## Objective:
Output the records exactly as they appear, with no pictures included.

======== Supplied data ========

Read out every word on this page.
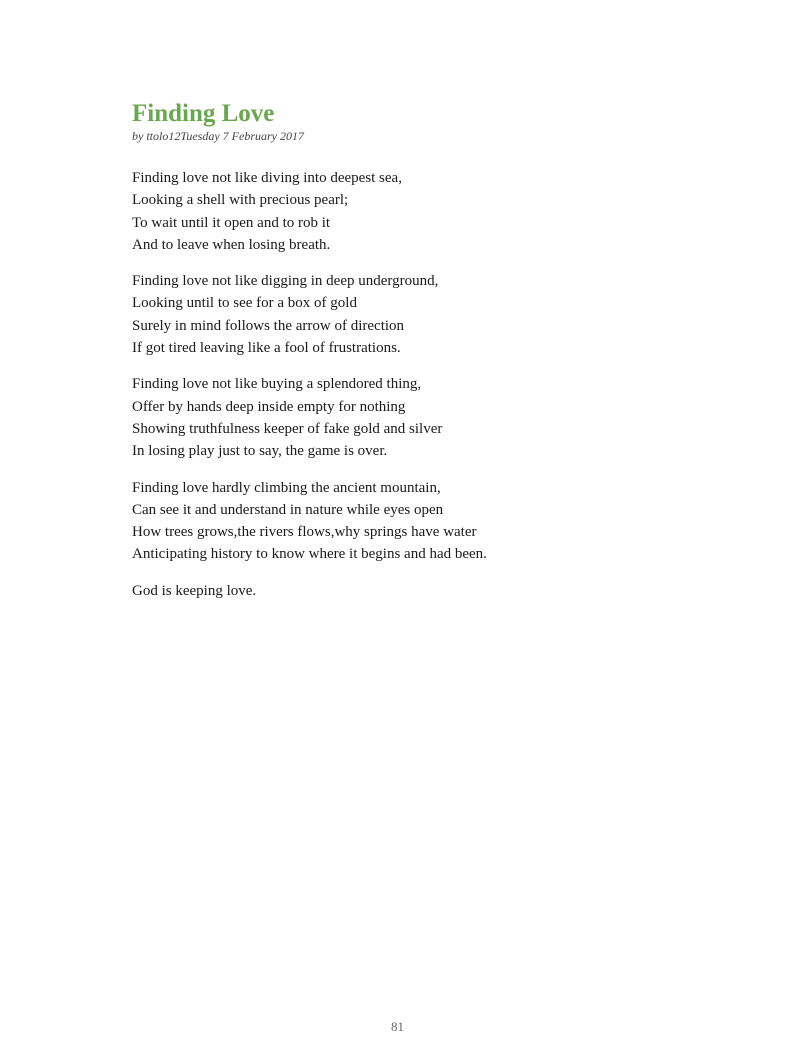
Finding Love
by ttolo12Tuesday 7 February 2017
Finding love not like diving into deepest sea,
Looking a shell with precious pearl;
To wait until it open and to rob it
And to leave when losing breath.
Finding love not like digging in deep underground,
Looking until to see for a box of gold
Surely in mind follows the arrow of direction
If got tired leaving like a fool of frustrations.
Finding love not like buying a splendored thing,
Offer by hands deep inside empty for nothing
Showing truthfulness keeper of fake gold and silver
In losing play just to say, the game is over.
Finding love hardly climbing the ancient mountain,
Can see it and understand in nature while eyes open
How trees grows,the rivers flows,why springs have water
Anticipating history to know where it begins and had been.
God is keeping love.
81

========

## Task result:
Read out every word on this page.
Finding Love
by ttolo12Tuesday 7 February 2017
Finding love not like diving into deepest sea,
Looking a shell with precious pearl;
To wait until it open and to rob it
And to leave when losing breath.
Finding love not like digging in deep underground,
Looking until to see for a box of gold
Surely in mind follows the arrow of direction
If got tired leaving like a fool of frustrations.
Finding love not like buying a splendored thing,
Offer by hands deep inside empty for nothing
Showing truthfulness keeper of fake gold and silver
In losing play just to say, the game is over.
Finding love hardly climbing the ancient mountain,
Can see it and understand in nature while eyes open
How trees grows,the rivers flows,why springs have water
Anticipating history to know where it begins and had been.
God is keeping love.
81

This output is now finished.